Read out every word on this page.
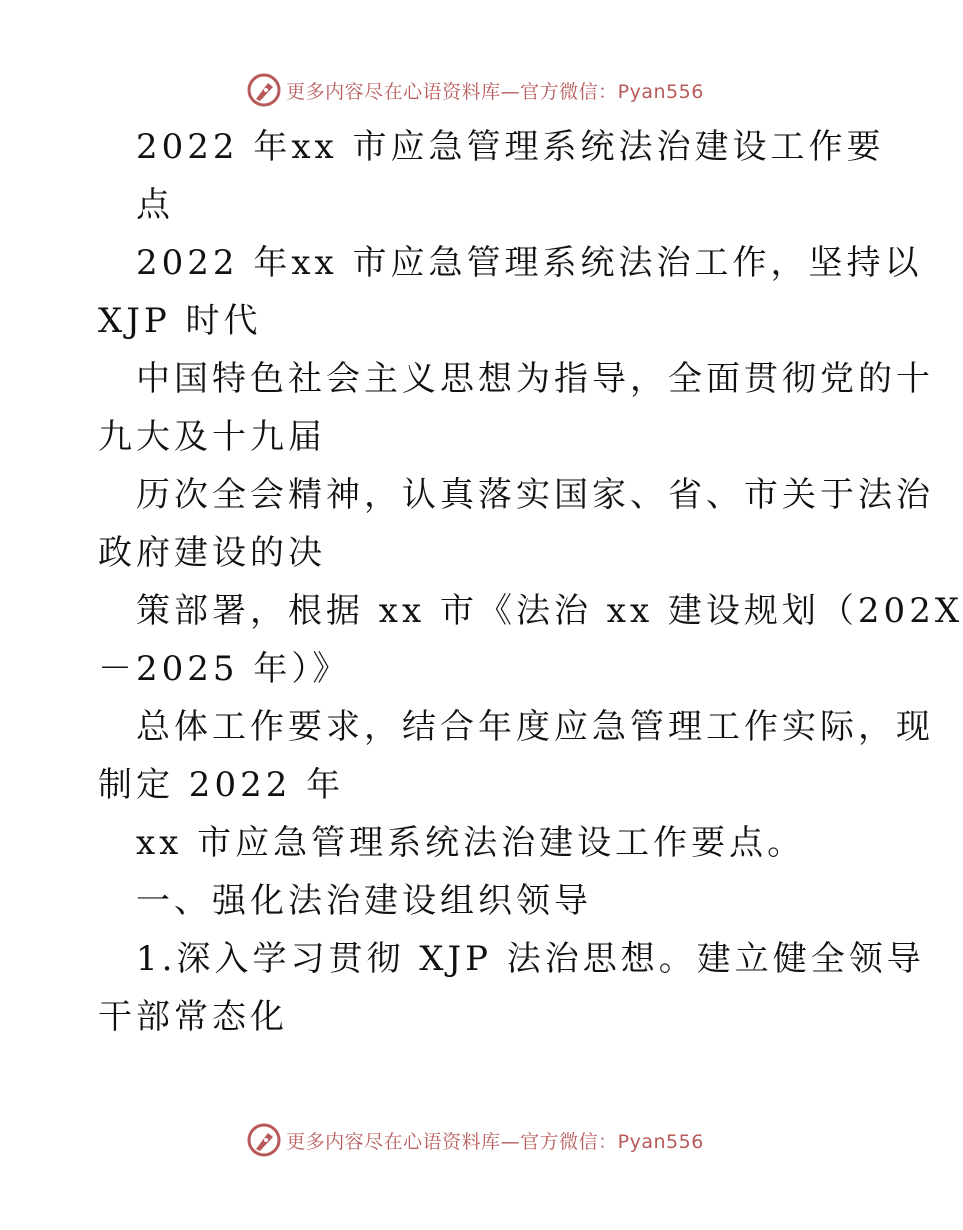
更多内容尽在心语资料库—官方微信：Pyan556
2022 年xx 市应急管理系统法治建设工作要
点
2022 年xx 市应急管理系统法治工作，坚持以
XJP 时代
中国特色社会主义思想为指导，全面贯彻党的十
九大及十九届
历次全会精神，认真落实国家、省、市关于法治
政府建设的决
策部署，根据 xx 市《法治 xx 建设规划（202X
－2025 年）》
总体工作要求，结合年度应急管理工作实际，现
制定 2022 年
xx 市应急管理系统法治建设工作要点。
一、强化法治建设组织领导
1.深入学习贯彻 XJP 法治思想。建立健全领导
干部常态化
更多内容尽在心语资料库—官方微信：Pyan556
════════════════════
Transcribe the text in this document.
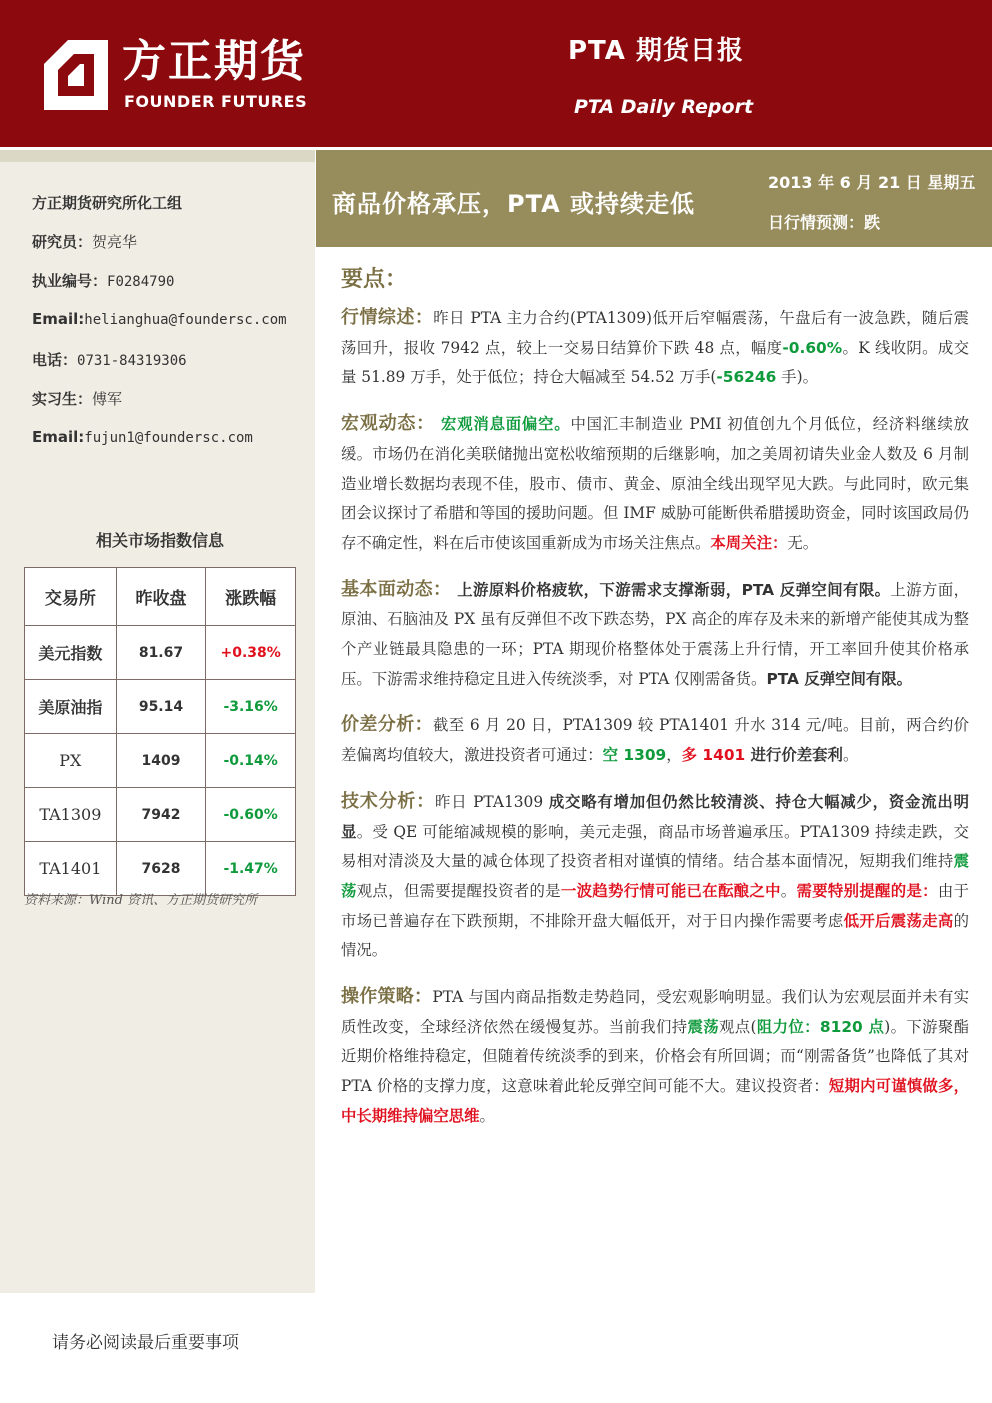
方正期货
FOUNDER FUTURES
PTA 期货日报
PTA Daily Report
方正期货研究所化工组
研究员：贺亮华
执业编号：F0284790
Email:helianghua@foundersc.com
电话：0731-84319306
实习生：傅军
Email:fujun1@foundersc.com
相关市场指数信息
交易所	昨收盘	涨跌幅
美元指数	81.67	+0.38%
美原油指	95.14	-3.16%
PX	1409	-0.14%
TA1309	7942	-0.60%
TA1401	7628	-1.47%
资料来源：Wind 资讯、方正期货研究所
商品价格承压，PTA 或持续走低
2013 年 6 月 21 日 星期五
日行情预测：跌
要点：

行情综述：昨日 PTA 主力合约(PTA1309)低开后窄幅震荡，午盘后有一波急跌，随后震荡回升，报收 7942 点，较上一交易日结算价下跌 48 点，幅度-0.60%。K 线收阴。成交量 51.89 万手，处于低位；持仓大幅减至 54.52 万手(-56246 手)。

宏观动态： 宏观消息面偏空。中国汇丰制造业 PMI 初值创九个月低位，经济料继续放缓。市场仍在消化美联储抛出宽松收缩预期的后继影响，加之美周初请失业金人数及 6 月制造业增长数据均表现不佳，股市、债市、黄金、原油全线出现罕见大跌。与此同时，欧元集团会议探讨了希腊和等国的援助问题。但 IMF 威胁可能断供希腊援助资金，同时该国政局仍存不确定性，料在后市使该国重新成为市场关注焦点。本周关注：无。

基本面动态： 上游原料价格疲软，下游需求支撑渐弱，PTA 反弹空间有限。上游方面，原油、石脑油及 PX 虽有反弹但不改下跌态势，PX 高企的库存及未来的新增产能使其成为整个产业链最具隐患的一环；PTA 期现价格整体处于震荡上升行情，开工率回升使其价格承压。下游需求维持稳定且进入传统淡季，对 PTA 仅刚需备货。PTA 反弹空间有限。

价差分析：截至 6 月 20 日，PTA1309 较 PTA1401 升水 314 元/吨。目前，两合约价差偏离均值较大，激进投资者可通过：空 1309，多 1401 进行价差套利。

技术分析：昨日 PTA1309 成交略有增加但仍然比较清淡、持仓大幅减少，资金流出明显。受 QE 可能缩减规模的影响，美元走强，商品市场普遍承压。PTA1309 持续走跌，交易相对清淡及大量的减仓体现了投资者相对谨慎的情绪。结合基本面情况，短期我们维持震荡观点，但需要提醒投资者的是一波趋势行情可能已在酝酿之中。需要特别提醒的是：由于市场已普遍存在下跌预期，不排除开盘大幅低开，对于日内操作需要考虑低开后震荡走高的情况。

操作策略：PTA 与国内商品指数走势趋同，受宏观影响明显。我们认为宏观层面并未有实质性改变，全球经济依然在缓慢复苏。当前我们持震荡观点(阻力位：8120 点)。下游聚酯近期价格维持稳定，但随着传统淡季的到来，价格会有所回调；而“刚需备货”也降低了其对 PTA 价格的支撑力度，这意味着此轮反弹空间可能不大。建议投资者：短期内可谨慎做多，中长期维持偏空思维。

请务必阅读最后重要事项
════════════════════
> **TO BE DONE**:
List each line of the entries that holds the string "this".

> **EXERCISE OUTPUT**:
Read out every word on this page.
Transcribe the text in this document.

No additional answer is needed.